Written instruction
Copy out all lines where "Differenza" appears.

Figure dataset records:
■ ■ ■ ■ ■ ■ ■

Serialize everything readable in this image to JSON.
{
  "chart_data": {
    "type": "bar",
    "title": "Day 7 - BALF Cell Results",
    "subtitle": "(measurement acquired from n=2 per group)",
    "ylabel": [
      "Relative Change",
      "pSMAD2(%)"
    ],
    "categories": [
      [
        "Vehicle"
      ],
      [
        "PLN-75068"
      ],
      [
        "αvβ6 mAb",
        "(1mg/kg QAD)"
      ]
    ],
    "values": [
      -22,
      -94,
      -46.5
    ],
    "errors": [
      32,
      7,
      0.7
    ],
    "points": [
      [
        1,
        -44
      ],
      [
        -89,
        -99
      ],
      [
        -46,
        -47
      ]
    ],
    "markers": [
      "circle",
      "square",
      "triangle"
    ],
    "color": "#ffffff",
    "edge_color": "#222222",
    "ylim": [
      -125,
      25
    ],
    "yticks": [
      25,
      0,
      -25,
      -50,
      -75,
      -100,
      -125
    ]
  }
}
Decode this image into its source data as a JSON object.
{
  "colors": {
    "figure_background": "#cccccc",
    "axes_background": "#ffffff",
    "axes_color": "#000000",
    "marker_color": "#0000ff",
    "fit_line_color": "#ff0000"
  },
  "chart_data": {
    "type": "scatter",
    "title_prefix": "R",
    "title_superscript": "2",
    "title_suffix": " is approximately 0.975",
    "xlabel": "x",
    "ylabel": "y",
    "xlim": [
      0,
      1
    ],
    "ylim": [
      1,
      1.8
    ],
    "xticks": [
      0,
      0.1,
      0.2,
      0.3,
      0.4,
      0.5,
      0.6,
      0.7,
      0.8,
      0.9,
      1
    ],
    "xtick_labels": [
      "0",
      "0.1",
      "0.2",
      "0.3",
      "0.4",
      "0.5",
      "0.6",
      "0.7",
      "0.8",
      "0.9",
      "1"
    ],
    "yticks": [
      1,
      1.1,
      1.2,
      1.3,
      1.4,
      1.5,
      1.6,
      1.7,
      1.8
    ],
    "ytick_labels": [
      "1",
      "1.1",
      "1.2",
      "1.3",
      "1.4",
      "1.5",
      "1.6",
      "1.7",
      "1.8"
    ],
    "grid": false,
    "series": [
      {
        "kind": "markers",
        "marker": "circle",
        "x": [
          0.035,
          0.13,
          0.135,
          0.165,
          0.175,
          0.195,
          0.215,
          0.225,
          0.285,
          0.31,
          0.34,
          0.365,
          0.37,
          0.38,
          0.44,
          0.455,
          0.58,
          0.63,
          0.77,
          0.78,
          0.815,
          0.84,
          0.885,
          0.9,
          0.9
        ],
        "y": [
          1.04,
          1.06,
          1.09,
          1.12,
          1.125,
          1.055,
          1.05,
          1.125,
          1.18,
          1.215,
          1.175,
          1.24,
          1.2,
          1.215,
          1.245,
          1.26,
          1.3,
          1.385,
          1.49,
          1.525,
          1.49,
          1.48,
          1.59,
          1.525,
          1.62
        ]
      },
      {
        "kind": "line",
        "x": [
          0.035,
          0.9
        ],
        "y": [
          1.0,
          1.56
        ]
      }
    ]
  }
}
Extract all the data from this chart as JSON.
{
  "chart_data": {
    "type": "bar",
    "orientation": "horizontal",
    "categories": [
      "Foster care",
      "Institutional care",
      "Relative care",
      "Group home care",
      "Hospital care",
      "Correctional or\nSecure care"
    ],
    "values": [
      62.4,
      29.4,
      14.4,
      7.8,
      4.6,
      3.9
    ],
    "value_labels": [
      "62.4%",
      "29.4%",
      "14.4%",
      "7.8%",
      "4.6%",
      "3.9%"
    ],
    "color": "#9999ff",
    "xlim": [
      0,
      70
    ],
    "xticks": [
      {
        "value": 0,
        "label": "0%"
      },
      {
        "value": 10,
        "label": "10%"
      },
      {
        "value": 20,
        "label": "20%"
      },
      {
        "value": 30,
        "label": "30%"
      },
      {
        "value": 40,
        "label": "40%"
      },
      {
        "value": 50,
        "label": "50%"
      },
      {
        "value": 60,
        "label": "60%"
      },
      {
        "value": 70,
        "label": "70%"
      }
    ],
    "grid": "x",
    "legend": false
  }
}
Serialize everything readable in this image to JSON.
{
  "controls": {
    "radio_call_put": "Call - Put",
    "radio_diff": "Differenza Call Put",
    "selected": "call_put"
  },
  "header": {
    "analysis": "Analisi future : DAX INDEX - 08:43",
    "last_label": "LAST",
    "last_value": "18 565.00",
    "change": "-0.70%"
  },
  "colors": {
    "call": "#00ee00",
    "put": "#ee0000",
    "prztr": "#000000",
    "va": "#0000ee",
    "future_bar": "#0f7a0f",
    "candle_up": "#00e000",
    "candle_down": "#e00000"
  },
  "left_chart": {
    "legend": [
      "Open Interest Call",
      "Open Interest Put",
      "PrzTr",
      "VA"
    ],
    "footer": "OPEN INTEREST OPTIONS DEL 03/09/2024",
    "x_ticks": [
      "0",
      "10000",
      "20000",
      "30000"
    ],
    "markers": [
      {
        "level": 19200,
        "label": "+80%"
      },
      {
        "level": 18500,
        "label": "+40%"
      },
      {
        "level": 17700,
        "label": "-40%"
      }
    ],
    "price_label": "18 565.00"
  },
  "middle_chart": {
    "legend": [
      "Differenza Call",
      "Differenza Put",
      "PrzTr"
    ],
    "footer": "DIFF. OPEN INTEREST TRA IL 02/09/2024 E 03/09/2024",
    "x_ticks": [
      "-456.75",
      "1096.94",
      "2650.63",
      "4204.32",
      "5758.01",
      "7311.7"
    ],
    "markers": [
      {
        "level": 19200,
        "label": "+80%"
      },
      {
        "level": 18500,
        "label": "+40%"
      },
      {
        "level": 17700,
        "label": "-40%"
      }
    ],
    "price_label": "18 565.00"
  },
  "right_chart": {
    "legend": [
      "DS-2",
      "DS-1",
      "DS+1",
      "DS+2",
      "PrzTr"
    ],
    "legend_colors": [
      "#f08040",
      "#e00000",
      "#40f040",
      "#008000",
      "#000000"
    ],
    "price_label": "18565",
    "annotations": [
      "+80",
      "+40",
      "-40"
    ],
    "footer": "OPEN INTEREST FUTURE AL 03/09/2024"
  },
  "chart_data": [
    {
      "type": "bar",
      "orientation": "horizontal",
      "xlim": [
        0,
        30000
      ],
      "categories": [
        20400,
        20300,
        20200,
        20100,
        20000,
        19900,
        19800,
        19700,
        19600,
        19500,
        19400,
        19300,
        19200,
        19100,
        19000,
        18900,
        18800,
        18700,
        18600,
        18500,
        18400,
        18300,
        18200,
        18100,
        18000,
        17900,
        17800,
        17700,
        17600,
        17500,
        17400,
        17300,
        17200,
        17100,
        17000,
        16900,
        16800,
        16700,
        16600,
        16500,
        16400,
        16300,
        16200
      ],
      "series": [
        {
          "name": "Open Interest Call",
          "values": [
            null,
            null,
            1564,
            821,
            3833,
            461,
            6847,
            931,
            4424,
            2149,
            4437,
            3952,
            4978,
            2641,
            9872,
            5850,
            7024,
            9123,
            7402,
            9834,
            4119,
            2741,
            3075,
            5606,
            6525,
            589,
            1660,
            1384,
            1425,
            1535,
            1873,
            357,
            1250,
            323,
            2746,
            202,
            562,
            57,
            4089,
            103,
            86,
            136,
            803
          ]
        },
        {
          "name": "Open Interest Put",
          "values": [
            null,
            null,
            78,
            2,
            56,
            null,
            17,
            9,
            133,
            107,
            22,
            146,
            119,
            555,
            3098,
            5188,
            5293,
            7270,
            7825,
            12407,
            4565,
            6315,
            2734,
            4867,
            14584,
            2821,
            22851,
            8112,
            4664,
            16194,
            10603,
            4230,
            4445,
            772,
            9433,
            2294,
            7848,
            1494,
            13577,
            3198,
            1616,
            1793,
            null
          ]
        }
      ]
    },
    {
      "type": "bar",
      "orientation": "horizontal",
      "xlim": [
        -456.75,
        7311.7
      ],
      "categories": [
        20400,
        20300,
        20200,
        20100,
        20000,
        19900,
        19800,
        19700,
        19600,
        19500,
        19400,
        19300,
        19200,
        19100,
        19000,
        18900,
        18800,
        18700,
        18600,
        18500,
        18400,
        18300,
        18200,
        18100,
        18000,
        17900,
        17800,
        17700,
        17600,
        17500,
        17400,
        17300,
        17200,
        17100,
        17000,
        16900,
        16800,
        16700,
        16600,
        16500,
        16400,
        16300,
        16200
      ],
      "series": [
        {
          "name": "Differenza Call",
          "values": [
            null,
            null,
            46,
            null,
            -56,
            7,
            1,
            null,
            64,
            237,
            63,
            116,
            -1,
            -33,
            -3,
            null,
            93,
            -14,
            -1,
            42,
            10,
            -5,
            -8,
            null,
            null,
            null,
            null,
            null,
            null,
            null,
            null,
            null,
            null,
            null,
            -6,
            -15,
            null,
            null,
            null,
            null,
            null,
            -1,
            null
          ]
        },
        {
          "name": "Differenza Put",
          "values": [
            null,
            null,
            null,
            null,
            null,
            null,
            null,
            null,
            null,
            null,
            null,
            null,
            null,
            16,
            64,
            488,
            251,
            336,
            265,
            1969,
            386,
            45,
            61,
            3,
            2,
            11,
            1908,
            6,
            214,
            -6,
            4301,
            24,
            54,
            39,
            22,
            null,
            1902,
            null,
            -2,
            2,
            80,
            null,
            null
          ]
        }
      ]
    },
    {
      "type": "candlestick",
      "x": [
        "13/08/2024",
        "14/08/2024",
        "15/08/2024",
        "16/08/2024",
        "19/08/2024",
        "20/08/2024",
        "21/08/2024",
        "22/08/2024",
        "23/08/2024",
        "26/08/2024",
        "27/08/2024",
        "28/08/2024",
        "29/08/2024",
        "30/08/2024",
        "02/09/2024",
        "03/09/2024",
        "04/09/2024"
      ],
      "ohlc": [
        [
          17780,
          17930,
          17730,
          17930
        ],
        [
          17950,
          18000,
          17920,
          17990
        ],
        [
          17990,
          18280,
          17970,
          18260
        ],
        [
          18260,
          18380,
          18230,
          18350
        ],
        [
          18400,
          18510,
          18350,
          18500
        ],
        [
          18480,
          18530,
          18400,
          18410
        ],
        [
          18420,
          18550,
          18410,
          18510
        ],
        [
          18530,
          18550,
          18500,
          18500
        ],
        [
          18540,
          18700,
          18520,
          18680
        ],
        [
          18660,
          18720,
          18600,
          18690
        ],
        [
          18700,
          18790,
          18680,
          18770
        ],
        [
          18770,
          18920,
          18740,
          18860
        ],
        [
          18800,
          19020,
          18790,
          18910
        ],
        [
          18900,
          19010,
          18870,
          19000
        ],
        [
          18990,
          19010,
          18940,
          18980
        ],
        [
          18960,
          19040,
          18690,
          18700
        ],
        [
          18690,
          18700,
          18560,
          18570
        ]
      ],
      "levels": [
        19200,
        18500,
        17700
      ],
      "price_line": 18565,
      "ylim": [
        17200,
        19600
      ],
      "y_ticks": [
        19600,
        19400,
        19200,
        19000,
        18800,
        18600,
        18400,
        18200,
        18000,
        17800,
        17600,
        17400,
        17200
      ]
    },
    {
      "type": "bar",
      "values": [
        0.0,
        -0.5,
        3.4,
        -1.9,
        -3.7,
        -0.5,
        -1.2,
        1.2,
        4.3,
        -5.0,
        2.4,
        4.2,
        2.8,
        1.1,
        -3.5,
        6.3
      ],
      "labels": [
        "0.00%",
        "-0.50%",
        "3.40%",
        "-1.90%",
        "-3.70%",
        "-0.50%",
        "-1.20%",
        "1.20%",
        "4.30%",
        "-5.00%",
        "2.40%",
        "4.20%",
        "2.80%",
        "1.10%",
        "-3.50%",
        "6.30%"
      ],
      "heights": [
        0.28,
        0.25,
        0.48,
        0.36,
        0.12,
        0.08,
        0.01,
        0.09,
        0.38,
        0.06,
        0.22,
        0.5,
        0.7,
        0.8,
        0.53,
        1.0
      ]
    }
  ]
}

■ ■ ■ ■ ■ ■ ■

Task output
    "radio_diff": "Differenza Call Put",
      "Differenza Call",
      "Differenza Put",
          "name": "Differenza Call",
          "name": "Differenza Put",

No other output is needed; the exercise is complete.